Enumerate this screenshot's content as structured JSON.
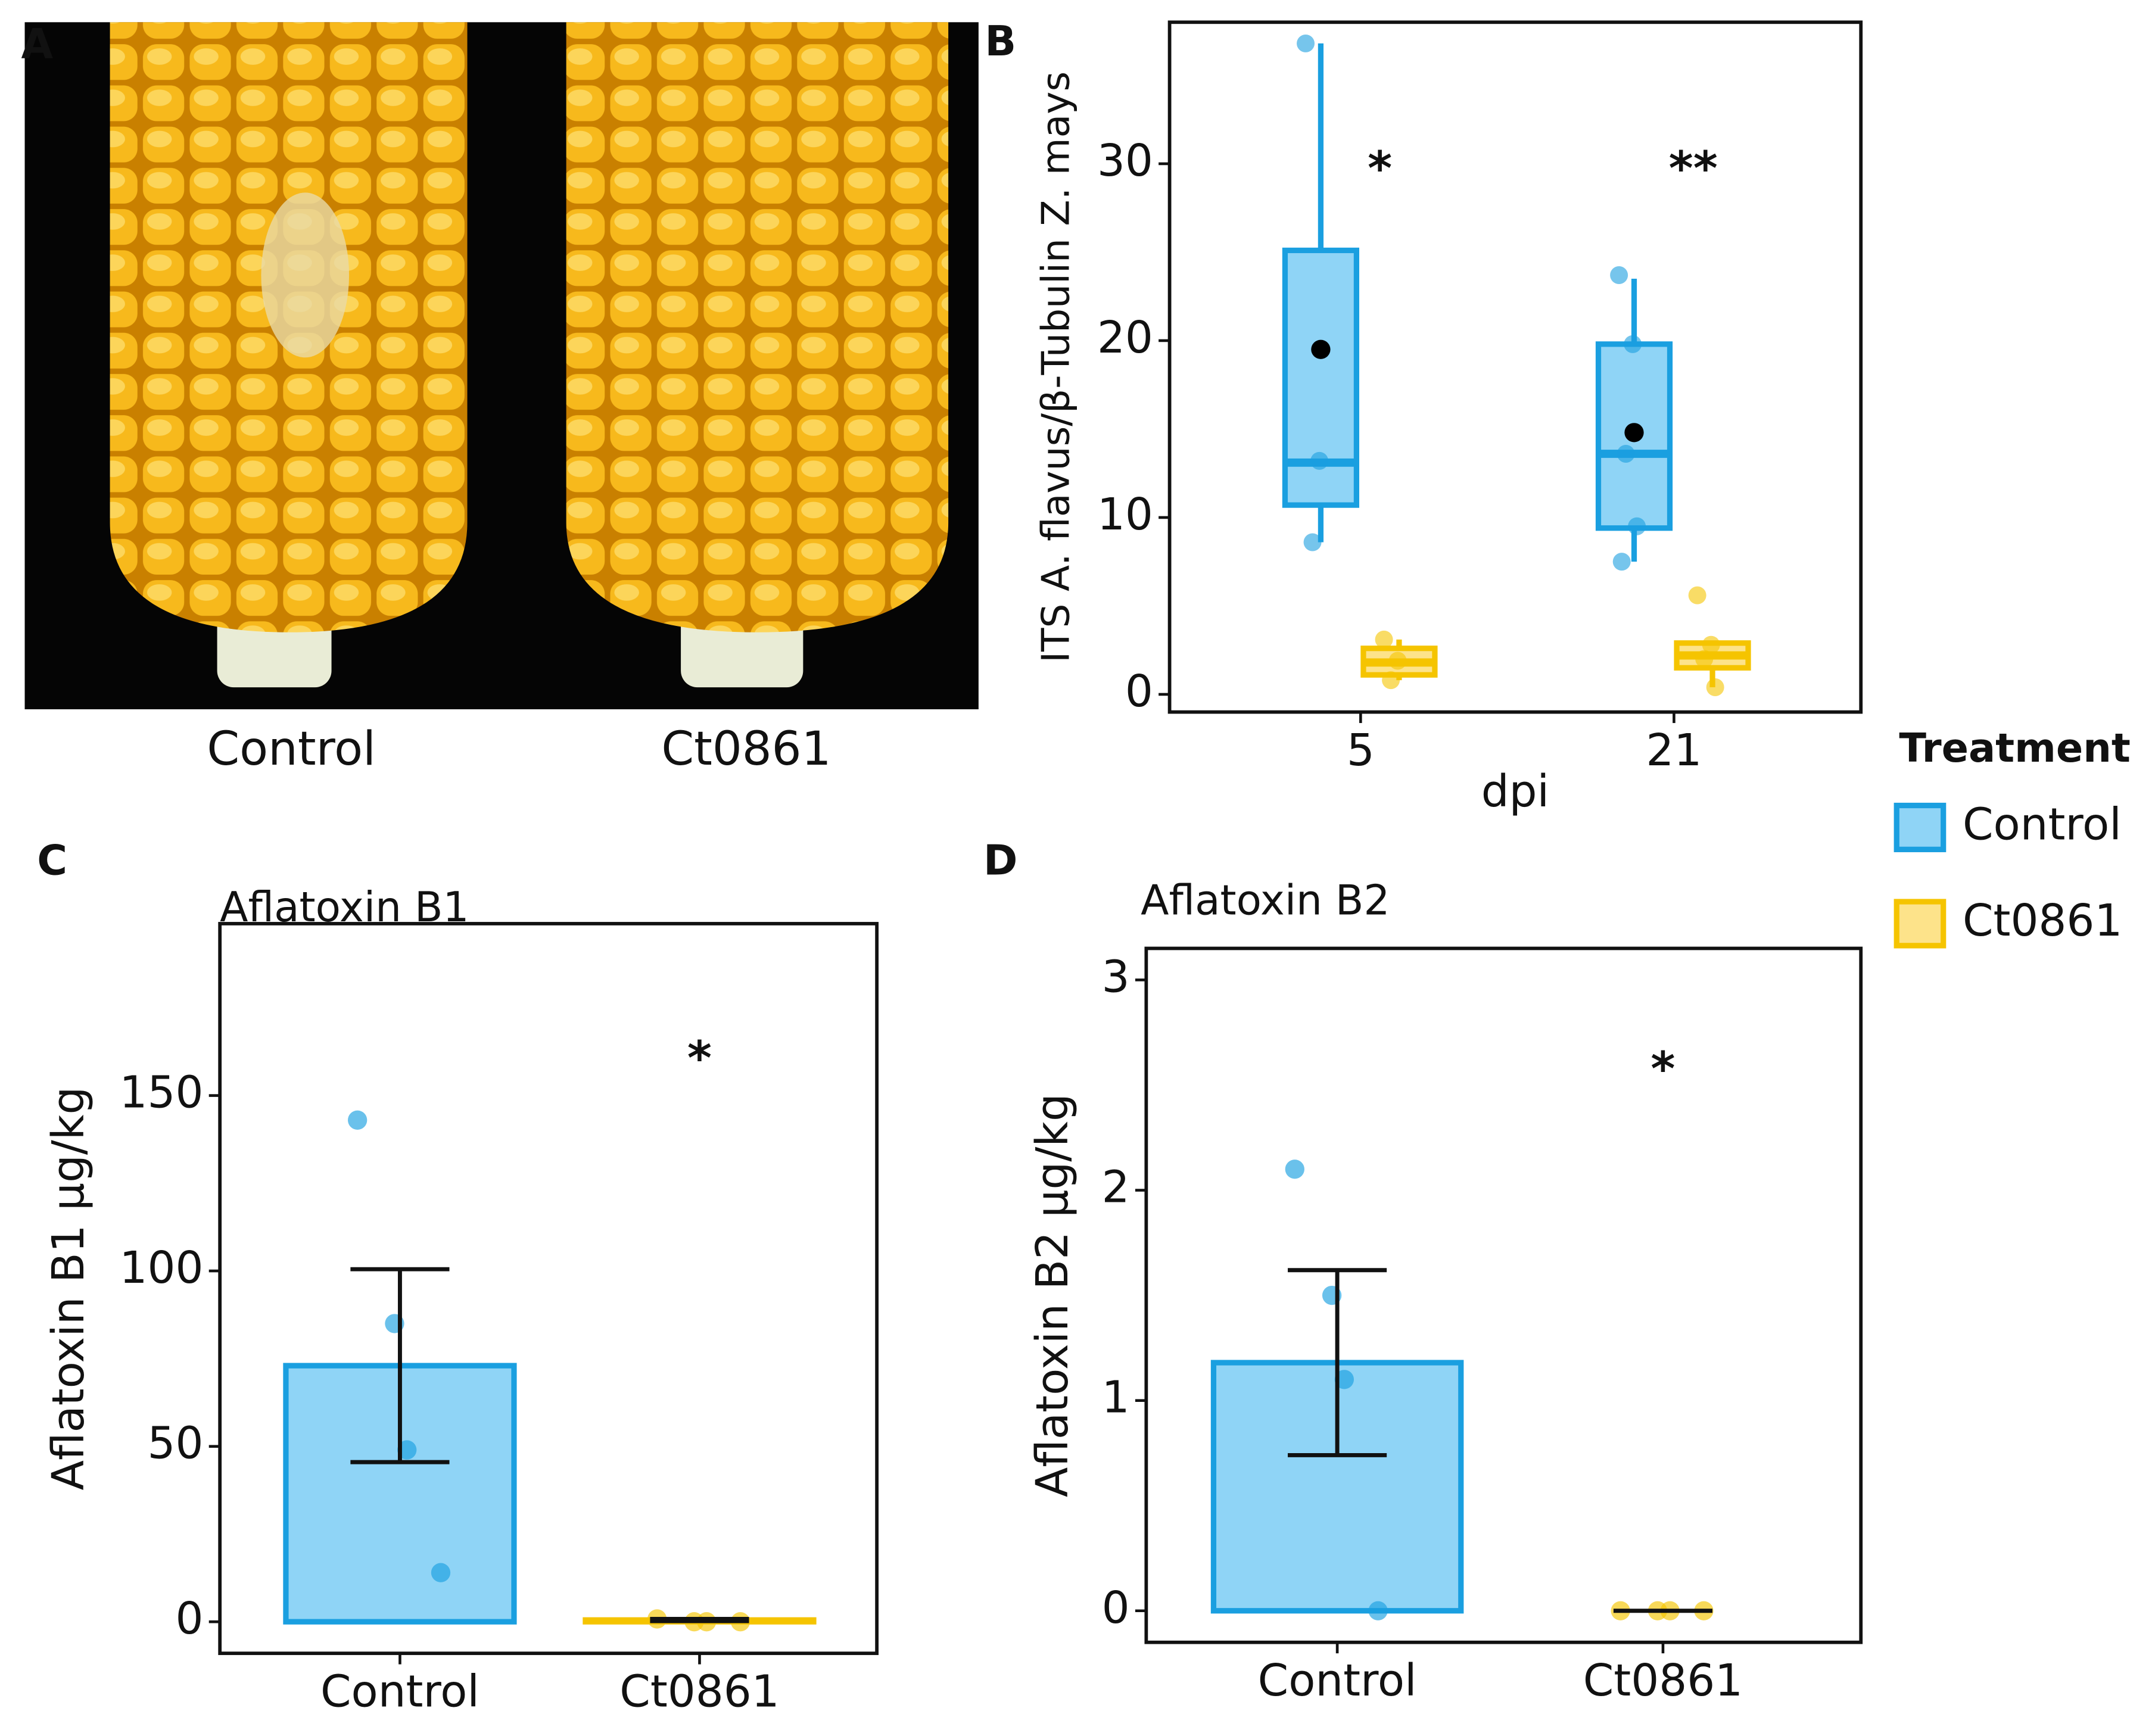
{
  "chart_data": [
    {
      "type": "image",
      "panel": "A",
      "labels": [
        "Control",
        "Ct0861"
      ]
    },
    {
      "type": "box",
      "panel": "B",
      "categories": [
        "5",
        "21"
      ],
      "xlabel": "dpi",
      "ylabel": "ITS A. flavus/β-Tubulin Z. mays",
      "ylim": [
        -1,
        38
      ],
      "yticks": [
        0,
        10,
        20,
        30
      ],
      "annotations": [
        {
          "text": "*",
          "x": "5",
          "y": 30
        },
        {
          "text": "**",
          "x": "21",
          "y": 30
        }
      ],
      "legend": {
        "title": "Treatment",
        "position": "right"
      },
      "series": [
        {
          "name": "Control",
          "color": "#1a9fe0",
          "fill": "#8fd4f6",
          "boxes": [
            {
              "min": 8.6,
              "q1": 10.7,
              "median": 13.1,
              "q3": 25.1,
              "max": 36.8,
              "mean": 19.5,
              "points": [
                36.8,
                13.2,
                8.6
              ]
            },
            {
              "min": 7.5,
              "q1": 9.4,
              "median": 13.6,
              "q3": 19.8,
              "max": 23.5,
              "mean": 14.8,
              "points": [
                23.7,
                19.8,
                13.6,
                9.5,
                7.5
              ]
            }
          ]
        },
        {
          "name": "Ct0861",
          "color": "#f5c400",
          "fill": "#fde38a",
          "boxes": [
            {
              "min": 0.8,
              "q1": 1.1,
              "median": 1.8,
              "q3": 2.6,
              "max": 3.1,
              "points": [
                3.1,
                1.9,
                0.8
              ]
            },
            {
              "min": 0.4,
              "q1": 1.5,
              "median": 2.2,
              "q3": 2.9,
              "max": 2.9,
              "points": [
                5.6,
                2.8,
                2.0,
                0.4
              ]
            }
          ]
        }
      ]
    },
    {
      "type": "bar",
      "panel": "C",
      "title": "Aflatoxin B1",
      "ylabel": "Aflatoxin B1 µg/kg",
      "categories": [
        "Control",
        "Ct0861"
      ],
      "values": [
        73,
        0.5
      ],
      "errors": [
        27.5,
        0.3
      ],
      "points": [
        [
          143,
          85,
          49,
          14
        ],
        [
          0.8,
          0,
          0,
          0
        ]
      ],
      "colors": [
        "#1a9fe0",
        "#f5c400"
      ],
      "fills": [
        "#8fd4f6",
        "#fde38a"
      ],
      "ylim": [
        -9,
        199
      ],
      "yticks": [
        0,
        50,
        100,
        150
      ],
      "annotations": [
        {
          "text": "*",
          "x": "Ct0861",
          "y": 162
        }
      ]
    },
    {
      "type": "bar",
      "panel": "D",
      "title": "Aflatoxin B2",
      "ylabel": "Aflatoxin B2 µg/kg",
      "categories": [
        "Control",
        "Ct0861"
      ],
      "values": [
        1.18,
        0
      ],
      "errors": [
        0.44,
        0
      ],
      "points": [
        [
          2.1,
          1.5,
          1.1,
          0
        ],
        [
          0,
          0,
          0,
          0
        ]
      ],
      "colors": [
        "#1a9fe0",
        "#f5c400"
      ],
      "fills": [
        "#8fd4f6",
        "#fde38a"
      ],
      "ylim": [
        -0.15,
        3.15
      ],
      "yticks": [
        0,
        1,
        2,
        3
      ],
      "annotations": [
        {
          "text": "*",
          "x": "Ct0861",
          "y": 2.6
        }
      ]
    }
  ]
}
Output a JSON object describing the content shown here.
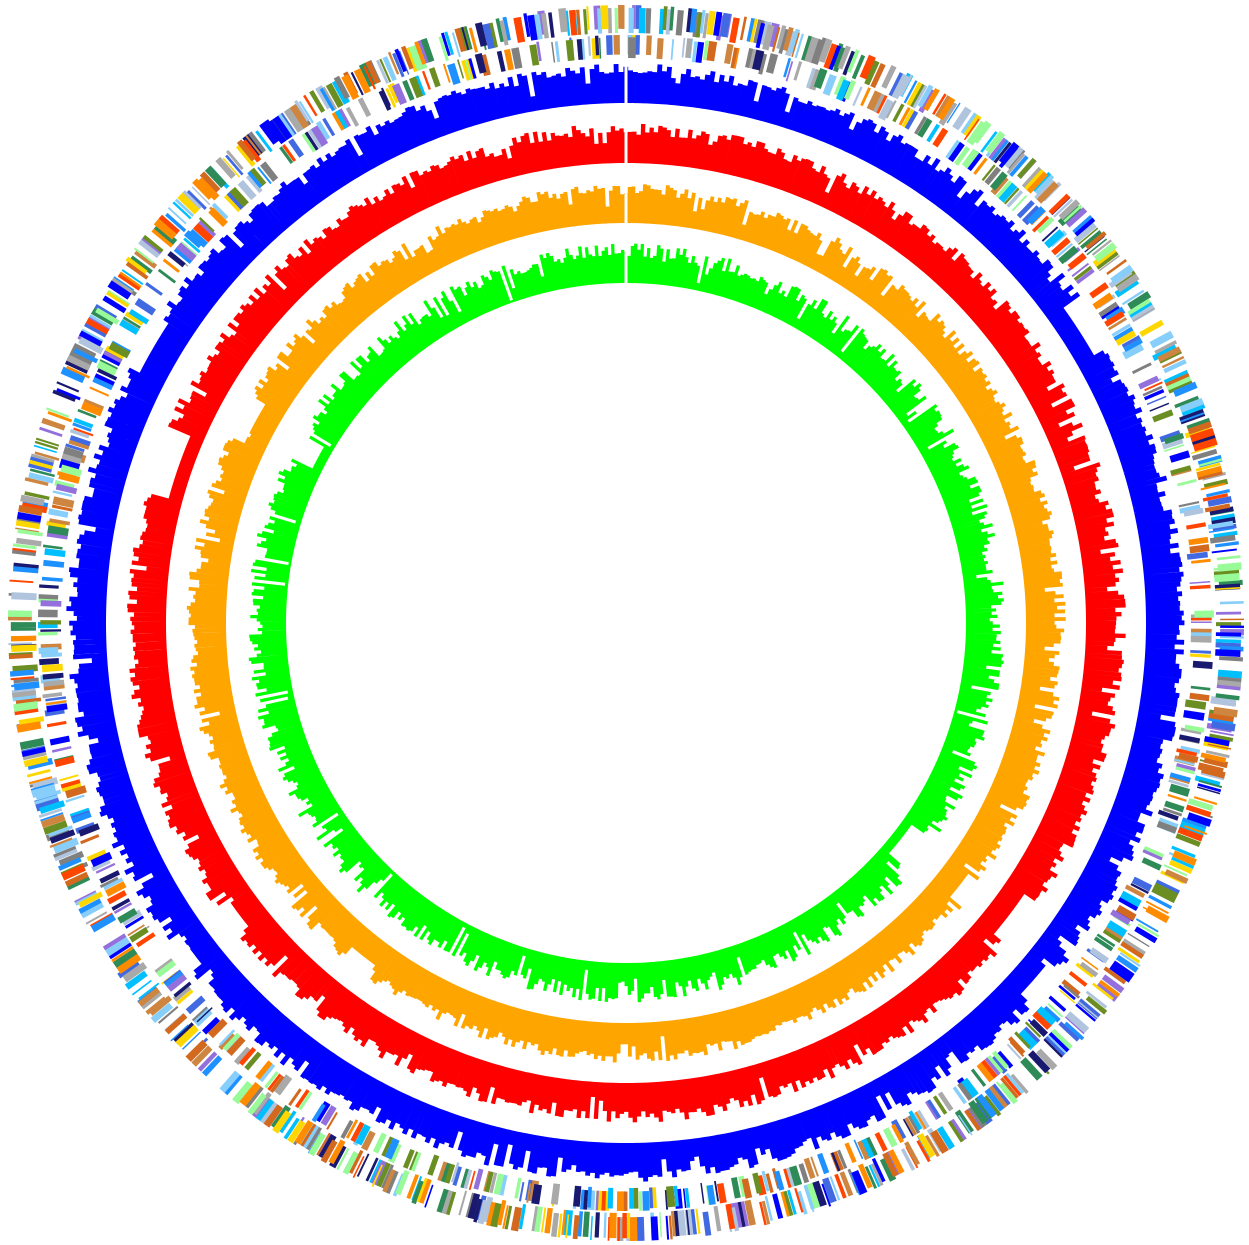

┄┄┄┄┄┄┄┄┄┄┄┄┄┄┄┄┄┄┄┄

Task instructions –
Find each line in the records above that contains "content", and copy it.

Solution to the problem –
Enumerate this screenshot's content as structured JSON.
Output a JSON object describing the content shown here.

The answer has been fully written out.